⟨
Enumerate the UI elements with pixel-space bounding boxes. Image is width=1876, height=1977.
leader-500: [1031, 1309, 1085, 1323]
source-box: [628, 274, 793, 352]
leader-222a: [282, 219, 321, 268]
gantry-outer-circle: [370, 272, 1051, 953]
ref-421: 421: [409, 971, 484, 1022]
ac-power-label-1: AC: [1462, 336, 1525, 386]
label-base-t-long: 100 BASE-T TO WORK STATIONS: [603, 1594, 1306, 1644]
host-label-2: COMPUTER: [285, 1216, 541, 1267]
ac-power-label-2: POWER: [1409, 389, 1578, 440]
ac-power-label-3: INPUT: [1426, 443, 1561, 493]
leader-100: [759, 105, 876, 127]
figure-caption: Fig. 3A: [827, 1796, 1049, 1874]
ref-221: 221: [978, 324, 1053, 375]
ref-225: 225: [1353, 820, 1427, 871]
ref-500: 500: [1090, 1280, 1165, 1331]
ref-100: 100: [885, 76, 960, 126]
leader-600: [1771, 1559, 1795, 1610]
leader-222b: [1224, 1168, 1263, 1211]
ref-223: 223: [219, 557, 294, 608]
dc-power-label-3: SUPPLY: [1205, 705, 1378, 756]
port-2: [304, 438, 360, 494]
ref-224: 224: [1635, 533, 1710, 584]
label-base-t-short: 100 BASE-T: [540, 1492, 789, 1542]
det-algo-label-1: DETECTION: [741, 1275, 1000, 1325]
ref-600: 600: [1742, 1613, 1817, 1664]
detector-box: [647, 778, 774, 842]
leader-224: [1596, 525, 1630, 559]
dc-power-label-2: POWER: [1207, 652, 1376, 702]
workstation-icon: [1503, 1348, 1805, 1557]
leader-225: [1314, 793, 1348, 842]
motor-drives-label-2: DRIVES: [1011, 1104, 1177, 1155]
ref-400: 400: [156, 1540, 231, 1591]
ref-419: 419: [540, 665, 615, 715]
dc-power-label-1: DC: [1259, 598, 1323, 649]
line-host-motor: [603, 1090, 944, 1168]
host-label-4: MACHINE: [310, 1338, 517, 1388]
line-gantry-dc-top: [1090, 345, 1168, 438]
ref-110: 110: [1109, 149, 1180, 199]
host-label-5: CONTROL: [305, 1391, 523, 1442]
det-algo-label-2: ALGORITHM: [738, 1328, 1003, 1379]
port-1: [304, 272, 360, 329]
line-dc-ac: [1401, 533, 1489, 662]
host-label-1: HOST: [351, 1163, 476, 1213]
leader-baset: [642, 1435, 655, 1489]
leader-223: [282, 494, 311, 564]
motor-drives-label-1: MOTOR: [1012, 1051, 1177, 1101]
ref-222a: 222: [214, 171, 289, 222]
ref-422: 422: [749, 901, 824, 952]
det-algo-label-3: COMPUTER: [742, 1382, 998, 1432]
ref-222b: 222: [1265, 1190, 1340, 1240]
⟩
#### [TASK GOAL]
Please turn the rows above into a Markdown table with two columns, No. and Text, giving each row its number and leaving out any blank lines.

#### [SOLVED PROBLEM]
| No. | Text |
|---|---|
| 1 | Enumerate the UI elements with pixel-space bounding boxes. Image is width=1876, height=1977. |
| 2 | leader-500: [1031, 1309, 1085, 1323] |
| 3 | source-box: [628, 274, 793, 352] |
| 4 | leader-222a: [282, 219, 321, 268] |
| 5 | gantry-outer-circle: [370, 272, 1051, 953] |
| 6 | ref-421: 421: [409, 971, 484, 1022] |
| 7 | ac-power-label-1: AC: [1462, 336, 1525, 386] |
| 8 | label-base-t-long: 100 BASE-T TO WORK STATIONS: [603, 1594, 1306, 1644] |
| 9 | host-label-2: COMPUTER: [285, 1216, 541, 1267] |
| 10 | ac-power-label-2: POWER: [1409, 389, 1578, 440] |
| 11 | ac-power-label-3: INPUT: [1426, 443, 1561, 493] |
| 12 | leader-100: [759, 105, 876, 127] |
| 13 | figure-caption: Fig. 3A: [827, 1796, 1049, 1874] |
| 14 | ref-221: 221: [978, 324, 1053, 375] |
| 15 | ref-225: 225: [1353, 820, 1427, 871] |
| 16 | ref-500: 500: [1090, 1280, 1165, 1331] |
| 17 | ref-100: 100: [885, 76, 960, 126] |
| 18 | leader-600: [1771, 1559, 1795, 1610] |
| 19 | leader-222b: [1224, 1168, 1263, 1211] |
| 20 | ref-223: 223: [219, 557, 294, 608] |
| 21 | dc-power-label-3: SUPPLY: [1205, 705, 1378, 756] |
| 22 | port-2: [304, 438, 360, 494] |
| 23 | ref-224: 224: [1635, 533, 1710, 584] |
| 24 | label-base-t-short: 100 BASE-T: [540, 1492, 789, 1542] |
| 25 | det-algo-label-1: DETECTION: [741, 1275, 1000, 1325] |
| 26 | ref-600: 600: [1742, 1613, 1817, 1664] |
| 27 | detector-box: [647, 778, 774, 842] |
| 28 | leader-224: [1596, 525, 1630, 559] |
| 29 | dc-power-label-2: POWER: [1207, 652, 1376, 702] |
| 30 | workstation-icon: [1503, 1348, 1805, 1557] |
| 31 | leader-225: [1314, 793, 1348, 842] |
| 32 | motor-drives-label-2: DRIVES: [1011, 1104, 1177, 1155] |
| 33 | ref-400: 400: [156, 1540, 231, 1591] |
| 34 | ref-419: 419: [540, 665, 615, 715] |
| 35 | dc-power-label-1: DC: [1259, 598, 1323, 649] |
| 36 | line-host-motor: [603, 1090, 944, 1168] |
| 37 | host-label-4: MACHINE: [310, 1338, 517, 1388] |
| 38 | line-gantry-dc-top: [1090, 345, 1168, 438] |
| 39 | ref-110: 110: [1109, 149, 1180, 199] |
| 40 | host-label-5: CONTROL: [305, 1391, 523, 1442] |
| 41 | det-algo-label-2: ALGORITHM: [738, 1328, 1003, 1379] |
| 42 | port-1: [304, 272, 360, 329] |
| 43 | line-dc-ac: [1401, 533, 1489, 662] |
| 44 | host-label-1: HOST: [351, 1163, 476, 1213] |
| 45 | leader-baset: [642, 1435, 655, 1489] |
| 46 | leader-223: [282, 494, 311, 564] |
| 47 | motor-drives-label-1: MOTOR: [1012, 1051, 1177, 1101] |
| 48 | ref-222a: 222: [214, 171, 289, 222] |
| 49 | ref-422: 422: [749, 901, 824, 952] |
| 50 | det-algo-label-3: COMPUTER: [742, 1382, 998, 1432] |
| 51 | ref-222b: 222: [1265, 1190, 1340, 1240] |